Passage for review section start
Finally, I set about pulling the airbox and the coolant reservoir. The airbox because I plan on fabricating a CAI/FAI anyway and it had to come out to get to one of the bolts for the reservoir. The airbox wasn't a problem though it was amusing seeing all the weird things they do to try and keep the noise down. The reservoir came out easily enough- but it's what was inside it that has me a bit worried.
There was a LOT of oil sludge/residue in the reservoir. When I drained the coolant from the radiator it was pretty clean, but the coolant in the reservoir was pretty oily. This makes me a bit wary now of the engine itself- but it's kind of odd that it would only be in the reservoir. I suppose someone could have drained and replaced the coolant in the engine/rad so it looked clean (it did have universal coolant and not Dexcool), but you'd THINK if someone was trying to hide a problem that cleaning the reservoir would be something they'd do as well.
I'll probably be pulling at least the LIM out so I can replace the intake gaskets that have a habit of failing- if there's a problem hopefully it's just with them and not the head/head gaskets. Replacement heads & gaskets may only be about $400 for a pair of them, but it's not something I currently have in my budget and obviously takes away from what I can do to improve power/handling...
Coolant itself is Pretty Oily and deposits will Blackin with age, Do Pressure test on the coolent system then or first Do a compression test on the Cylinders
pres589
PowerDork
3/22/17 10:22 a.m.
Passage for review section end
Source information section start
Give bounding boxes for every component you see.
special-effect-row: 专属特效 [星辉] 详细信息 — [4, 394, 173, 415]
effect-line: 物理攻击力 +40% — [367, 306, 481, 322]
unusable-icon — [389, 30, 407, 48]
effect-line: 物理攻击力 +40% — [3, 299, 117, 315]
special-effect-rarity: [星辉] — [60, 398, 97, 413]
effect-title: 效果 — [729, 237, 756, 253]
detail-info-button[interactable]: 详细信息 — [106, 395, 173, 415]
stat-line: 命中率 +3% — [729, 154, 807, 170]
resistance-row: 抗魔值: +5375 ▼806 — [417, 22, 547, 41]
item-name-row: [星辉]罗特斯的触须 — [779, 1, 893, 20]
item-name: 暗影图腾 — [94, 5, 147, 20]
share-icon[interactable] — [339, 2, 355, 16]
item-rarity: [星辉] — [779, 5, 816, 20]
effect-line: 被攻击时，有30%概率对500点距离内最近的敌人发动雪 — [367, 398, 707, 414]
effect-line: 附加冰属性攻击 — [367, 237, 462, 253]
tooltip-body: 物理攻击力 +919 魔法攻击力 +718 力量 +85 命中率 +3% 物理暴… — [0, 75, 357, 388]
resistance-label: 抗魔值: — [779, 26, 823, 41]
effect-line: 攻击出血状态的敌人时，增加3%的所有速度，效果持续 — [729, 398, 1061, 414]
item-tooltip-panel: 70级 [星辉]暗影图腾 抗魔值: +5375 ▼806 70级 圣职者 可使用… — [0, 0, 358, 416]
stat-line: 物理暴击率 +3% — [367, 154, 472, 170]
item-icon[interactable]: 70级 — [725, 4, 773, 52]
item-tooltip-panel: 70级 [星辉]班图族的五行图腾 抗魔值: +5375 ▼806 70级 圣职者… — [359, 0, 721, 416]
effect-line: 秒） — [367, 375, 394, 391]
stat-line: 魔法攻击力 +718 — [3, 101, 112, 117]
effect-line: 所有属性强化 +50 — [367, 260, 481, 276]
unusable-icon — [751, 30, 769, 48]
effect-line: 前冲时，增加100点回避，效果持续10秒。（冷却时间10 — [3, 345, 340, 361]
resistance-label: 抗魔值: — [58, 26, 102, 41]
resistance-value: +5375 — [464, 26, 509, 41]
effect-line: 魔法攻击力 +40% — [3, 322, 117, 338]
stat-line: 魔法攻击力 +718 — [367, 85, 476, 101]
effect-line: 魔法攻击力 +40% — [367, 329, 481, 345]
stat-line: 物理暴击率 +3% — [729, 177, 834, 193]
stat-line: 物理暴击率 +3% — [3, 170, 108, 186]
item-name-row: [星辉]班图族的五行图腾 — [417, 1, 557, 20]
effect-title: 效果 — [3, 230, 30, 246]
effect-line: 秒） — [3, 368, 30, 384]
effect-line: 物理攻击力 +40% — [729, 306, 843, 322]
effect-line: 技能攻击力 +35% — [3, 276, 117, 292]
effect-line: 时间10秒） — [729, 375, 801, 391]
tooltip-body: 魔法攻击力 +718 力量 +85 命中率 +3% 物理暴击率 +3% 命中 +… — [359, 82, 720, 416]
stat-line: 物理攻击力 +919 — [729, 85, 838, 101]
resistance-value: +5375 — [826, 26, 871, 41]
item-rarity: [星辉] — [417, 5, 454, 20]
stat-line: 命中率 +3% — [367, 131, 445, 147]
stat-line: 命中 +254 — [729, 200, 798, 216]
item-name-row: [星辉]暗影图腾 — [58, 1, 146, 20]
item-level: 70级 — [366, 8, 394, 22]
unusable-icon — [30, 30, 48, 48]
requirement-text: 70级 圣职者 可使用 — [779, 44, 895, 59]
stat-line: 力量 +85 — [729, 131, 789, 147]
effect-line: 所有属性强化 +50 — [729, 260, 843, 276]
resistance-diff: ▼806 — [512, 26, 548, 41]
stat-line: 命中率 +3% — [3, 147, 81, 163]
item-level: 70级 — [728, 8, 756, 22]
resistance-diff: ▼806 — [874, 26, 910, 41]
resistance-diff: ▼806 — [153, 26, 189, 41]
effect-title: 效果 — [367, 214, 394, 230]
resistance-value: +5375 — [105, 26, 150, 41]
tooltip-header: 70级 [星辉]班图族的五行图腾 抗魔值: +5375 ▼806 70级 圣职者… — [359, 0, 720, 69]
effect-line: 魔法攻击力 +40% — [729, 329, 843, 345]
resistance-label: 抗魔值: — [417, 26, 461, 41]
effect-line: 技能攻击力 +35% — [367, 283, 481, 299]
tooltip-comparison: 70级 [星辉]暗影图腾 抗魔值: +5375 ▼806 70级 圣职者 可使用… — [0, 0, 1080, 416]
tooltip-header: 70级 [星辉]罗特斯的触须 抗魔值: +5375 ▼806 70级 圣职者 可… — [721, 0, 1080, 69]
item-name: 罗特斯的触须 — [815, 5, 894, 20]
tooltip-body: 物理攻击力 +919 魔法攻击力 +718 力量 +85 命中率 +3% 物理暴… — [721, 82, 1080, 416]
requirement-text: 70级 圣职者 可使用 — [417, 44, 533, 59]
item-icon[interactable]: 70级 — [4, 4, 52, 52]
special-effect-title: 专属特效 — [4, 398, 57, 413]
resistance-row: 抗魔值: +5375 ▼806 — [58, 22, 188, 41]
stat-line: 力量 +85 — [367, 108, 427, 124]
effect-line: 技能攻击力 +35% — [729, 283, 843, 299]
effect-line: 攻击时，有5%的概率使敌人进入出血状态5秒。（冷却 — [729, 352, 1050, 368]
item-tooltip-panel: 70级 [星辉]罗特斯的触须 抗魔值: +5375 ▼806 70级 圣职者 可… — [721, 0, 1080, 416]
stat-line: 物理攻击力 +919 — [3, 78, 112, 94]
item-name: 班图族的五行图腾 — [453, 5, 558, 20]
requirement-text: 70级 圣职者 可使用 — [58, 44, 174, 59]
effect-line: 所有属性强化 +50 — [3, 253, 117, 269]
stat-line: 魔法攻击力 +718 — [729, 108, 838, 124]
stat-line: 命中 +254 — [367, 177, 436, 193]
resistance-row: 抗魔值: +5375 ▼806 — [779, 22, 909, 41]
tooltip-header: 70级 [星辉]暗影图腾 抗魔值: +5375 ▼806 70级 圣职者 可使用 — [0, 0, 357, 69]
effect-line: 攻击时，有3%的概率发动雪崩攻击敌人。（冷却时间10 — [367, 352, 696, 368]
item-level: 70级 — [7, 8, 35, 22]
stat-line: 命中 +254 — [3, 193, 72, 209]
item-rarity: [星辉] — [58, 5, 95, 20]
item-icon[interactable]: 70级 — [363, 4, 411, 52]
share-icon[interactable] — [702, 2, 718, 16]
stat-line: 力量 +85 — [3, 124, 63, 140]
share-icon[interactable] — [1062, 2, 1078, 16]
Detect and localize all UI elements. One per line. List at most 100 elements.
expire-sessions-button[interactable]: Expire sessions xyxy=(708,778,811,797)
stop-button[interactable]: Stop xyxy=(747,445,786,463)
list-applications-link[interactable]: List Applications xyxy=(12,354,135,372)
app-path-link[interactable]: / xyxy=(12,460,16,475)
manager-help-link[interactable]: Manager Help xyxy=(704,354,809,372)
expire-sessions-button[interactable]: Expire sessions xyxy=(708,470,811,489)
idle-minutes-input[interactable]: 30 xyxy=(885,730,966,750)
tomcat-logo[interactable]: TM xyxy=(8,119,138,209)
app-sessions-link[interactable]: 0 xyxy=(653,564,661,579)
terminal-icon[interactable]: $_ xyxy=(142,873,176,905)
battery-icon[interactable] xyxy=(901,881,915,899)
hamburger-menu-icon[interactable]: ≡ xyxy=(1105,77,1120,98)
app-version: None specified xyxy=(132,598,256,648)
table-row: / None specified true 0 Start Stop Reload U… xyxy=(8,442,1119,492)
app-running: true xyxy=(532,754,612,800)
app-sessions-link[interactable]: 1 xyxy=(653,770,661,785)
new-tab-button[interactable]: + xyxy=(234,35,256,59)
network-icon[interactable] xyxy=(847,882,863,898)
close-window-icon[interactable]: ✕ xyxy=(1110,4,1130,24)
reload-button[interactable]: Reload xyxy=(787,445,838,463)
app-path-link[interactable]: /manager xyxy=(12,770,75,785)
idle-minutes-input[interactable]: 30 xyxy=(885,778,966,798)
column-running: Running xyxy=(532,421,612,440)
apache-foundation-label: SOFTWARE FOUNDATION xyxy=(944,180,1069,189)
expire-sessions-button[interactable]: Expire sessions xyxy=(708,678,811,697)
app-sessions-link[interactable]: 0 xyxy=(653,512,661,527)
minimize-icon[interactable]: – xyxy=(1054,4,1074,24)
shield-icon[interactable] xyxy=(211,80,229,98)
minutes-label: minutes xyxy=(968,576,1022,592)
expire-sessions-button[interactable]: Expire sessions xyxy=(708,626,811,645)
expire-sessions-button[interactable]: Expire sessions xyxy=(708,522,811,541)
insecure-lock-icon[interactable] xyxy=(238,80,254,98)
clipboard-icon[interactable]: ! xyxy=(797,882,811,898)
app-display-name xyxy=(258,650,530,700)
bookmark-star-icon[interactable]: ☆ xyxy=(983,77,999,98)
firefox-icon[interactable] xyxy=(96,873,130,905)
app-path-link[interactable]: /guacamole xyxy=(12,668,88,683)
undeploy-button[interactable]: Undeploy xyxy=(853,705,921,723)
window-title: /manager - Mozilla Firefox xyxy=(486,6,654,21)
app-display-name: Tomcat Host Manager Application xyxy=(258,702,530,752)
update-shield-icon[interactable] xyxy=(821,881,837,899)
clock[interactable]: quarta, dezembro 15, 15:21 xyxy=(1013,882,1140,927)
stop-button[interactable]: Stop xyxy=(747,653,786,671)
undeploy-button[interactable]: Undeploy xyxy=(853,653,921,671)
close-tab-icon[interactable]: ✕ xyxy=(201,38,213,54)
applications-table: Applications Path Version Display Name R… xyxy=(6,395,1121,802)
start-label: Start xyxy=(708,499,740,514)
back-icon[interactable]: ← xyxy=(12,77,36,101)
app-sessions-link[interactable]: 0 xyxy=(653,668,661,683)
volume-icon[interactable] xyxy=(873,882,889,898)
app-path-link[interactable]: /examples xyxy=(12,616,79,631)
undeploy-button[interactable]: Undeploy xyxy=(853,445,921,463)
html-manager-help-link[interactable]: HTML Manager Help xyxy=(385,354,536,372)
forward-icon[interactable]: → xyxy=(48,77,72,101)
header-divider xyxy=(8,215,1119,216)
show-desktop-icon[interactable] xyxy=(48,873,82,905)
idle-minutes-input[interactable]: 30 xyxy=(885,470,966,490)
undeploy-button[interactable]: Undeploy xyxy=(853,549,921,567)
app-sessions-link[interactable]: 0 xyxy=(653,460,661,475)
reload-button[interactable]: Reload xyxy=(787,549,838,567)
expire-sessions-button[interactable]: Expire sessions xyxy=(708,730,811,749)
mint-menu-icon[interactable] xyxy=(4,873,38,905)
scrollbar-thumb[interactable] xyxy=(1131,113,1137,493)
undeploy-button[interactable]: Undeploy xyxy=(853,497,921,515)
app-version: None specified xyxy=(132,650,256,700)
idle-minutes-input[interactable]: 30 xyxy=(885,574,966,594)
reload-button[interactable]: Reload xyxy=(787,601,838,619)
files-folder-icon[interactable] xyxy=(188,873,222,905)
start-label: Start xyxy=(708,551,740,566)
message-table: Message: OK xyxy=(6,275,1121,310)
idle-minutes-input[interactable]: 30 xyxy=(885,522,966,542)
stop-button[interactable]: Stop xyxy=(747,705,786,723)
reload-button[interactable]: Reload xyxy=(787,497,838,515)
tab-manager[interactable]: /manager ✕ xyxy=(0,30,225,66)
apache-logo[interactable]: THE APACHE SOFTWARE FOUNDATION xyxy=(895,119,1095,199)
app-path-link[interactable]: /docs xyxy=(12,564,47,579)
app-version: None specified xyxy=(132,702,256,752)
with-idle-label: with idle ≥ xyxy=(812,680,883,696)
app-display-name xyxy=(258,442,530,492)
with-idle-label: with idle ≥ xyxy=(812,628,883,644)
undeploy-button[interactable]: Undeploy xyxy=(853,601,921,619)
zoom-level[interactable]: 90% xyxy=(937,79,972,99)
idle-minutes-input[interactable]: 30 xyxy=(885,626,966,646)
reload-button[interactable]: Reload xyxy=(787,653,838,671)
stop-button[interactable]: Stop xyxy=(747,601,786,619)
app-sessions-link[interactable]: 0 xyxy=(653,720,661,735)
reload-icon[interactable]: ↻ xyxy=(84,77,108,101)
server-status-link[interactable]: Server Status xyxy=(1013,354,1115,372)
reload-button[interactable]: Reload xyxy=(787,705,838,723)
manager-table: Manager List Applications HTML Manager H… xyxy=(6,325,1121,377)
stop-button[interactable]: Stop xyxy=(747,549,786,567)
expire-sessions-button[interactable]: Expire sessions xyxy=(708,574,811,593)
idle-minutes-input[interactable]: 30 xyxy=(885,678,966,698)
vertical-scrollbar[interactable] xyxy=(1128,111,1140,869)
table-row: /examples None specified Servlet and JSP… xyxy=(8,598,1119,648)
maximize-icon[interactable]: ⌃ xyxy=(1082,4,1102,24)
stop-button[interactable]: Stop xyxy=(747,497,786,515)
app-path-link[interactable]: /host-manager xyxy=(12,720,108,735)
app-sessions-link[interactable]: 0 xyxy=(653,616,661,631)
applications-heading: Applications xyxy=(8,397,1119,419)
Source information section end
- _Task statement_:
In the post about the coolant reservoir, how would you say this sentence in Spanish: "There was a LOT of oil sludge/residue in the reservoir."

- _Finished exercise_:
Había MUCHO lodo/residuo de aceite en el depósito.